Exercise requirements:
In the entries below, how many lines hold the string "marbled"? Give only the number.

Provided records:
■ ■ ■
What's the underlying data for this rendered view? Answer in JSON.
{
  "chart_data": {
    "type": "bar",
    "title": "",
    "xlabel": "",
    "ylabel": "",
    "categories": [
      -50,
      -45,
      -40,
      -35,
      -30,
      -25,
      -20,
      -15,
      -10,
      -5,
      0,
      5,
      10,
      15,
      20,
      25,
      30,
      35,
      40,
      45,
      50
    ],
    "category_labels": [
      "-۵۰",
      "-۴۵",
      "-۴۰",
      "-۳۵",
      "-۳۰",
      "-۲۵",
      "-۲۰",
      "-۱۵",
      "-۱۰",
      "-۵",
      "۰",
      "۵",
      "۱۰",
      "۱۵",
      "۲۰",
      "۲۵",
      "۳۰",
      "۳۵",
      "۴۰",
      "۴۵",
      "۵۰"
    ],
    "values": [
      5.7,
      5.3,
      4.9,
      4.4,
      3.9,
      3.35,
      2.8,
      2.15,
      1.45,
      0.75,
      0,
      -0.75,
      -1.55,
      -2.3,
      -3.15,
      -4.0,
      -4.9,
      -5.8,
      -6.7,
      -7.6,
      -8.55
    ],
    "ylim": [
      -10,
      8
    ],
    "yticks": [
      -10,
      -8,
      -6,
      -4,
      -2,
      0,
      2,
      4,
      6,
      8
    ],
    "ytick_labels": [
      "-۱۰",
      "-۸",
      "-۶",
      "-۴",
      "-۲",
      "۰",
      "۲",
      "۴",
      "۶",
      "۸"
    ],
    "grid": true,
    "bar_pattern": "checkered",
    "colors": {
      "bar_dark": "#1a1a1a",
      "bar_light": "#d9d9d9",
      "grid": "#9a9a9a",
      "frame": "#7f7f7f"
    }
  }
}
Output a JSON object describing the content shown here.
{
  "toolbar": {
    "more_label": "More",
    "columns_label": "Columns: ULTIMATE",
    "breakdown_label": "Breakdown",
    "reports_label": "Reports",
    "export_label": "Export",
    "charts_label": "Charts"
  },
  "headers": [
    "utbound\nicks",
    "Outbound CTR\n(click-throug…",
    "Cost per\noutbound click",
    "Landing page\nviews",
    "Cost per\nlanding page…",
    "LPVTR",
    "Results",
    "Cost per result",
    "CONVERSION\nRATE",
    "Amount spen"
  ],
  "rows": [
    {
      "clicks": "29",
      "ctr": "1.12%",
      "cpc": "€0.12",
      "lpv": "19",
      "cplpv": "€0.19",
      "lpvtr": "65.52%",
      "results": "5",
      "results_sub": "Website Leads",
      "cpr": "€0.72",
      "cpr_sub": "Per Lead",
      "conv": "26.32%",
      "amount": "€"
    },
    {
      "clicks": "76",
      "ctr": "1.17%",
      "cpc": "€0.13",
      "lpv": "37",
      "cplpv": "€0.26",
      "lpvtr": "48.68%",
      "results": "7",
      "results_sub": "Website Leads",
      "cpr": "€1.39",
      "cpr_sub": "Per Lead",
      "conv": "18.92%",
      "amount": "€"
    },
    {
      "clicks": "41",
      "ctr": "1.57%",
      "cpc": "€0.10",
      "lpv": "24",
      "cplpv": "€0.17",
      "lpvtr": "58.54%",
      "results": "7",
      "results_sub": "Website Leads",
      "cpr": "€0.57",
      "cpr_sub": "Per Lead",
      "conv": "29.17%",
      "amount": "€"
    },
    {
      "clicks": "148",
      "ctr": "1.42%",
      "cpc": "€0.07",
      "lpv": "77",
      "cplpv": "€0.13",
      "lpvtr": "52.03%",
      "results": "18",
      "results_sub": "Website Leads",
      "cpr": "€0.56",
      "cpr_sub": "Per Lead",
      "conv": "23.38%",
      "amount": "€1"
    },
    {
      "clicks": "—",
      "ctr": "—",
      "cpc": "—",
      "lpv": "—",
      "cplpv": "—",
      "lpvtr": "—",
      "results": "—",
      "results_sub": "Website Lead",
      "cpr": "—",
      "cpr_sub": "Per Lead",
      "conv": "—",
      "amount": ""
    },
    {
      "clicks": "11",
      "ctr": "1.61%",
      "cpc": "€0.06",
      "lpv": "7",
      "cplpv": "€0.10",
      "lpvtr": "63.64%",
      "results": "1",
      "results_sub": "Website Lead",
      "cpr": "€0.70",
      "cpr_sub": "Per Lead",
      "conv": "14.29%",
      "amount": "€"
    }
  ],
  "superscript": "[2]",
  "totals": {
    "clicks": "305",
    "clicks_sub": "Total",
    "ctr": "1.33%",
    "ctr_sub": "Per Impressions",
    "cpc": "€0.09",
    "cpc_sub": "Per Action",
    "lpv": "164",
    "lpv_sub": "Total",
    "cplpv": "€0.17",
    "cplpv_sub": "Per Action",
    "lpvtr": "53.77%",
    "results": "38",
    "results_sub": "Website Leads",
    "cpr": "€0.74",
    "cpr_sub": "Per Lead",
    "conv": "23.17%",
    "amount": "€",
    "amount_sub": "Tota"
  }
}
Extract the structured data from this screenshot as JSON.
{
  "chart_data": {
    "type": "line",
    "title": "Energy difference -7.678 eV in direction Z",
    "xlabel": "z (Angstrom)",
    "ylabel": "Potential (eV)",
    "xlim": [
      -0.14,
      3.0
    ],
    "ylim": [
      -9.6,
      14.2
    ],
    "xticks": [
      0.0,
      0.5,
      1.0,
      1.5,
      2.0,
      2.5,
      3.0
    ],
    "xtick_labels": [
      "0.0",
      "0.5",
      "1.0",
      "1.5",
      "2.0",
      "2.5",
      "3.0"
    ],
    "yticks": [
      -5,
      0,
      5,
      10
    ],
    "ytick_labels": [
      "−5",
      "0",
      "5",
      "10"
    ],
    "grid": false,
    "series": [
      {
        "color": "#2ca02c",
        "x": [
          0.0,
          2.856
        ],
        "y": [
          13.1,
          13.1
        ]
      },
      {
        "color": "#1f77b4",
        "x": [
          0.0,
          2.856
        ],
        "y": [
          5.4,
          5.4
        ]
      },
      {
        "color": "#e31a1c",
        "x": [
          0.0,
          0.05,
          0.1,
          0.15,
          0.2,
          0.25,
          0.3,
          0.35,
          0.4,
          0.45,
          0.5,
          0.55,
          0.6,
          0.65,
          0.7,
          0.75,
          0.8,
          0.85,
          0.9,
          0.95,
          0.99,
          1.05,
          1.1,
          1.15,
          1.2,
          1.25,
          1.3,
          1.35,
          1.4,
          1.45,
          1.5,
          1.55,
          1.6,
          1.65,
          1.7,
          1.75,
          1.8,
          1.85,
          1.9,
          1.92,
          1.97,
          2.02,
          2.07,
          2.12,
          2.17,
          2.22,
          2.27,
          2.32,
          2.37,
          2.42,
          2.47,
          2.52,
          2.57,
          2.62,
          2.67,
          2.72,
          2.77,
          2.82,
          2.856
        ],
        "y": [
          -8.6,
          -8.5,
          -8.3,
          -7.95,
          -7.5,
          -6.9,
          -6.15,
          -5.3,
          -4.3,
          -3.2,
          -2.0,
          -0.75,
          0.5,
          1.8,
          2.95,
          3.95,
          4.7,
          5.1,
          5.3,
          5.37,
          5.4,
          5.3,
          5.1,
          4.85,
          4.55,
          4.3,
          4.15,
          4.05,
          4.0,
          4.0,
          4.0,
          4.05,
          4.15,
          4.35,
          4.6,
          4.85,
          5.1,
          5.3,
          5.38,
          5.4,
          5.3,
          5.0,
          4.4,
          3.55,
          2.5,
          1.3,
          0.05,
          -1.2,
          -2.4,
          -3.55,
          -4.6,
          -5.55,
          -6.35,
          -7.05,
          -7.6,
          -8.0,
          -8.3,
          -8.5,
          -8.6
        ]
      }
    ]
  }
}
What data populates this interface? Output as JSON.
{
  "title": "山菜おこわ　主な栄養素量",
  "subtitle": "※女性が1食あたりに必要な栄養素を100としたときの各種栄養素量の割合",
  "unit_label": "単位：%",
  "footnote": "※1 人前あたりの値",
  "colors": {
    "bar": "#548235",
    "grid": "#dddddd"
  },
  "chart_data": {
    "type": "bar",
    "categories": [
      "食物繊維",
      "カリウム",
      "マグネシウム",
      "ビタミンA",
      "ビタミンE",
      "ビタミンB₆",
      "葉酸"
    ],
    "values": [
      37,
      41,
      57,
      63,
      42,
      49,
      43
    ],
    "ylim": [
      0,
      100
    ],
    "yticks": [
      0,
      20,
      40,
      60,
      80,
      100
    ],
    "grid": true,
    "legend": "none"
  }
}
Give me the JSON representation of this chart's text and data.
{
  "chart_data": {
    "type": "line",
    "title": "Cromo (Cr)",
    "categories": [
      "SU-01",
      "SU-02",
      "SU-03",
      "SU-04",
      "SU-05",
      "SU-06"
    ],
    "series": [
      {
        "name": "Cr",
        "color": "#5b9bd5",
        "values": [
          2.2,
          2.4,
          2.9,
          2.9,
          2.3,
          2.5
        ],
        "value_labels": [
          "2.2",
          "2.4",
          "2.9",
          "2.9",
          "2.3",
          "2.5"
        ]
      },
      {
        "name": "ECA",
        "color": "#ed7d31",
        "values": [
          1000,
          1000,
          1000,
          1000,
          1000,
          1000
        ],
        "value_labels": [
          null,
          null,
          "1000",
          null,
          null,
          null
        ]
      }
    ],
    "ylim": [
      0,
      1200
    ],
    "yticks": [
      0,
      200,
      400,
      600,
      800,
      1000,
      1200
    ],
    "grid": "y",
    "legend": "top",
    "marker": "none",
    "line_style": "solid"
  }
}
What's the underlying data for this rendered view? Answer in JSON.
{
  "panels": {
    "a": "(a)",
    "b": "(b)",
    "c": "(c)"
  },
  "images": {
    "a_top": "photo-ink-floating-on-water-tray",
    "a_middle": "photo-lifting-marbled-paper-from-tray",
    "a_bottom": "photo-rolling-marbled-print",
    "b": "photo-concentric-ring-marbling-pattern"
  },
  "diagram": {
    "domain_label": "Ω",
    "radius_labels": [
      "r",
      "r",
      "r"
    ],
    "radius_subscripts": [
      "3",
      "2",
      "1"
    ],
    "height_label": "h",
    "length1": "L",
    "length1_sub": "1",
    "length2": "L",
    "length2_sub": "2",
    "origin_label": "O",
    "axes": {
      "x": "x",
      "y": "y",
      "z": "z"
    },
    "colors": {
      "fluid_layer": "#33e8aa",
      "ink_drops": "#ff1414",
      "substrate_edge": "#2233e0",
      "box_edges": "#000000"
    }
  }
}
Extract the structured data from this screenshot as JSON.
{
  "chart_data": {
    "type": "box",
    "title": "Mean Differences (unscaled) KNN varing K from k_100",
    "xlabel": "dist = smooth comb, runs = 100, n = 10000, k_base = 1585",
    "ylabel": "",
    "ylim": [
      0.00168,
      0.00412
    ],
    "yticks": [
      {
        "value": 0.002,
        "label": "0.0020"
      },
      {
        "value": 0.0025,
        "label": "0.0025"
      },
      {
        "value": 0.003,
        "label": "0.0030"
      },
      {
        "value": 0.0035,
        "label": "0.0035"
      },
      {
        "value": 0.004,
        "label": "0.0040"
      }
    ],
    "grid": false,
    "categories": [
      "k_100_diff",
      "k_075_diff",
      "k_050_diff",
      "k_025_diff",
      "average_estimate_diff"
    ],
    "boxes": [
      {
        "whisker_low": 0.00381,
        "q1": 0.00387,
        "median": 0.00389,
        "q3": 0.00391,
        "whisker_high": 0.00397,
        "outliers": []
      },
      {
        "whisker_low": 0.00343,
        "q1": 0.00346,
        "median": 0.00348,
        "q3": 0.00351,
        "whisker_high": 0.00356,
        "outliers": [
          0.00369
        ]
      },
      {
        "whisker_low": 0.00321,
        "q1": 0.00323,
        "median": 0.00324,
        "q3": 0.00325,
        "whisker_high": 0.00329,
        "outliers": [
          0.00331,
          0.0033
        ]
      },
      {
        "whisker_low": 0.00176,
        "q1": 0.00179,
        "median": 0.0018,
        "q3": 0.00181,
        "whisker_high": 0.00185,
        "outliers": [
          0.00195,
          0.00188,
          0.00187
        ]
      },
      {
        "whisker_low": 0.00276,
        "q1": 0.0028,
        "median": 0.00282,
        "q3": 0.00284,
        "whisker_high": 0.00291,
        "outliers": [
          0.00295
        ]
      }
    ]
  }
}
■ ■ ■
Complete output:
2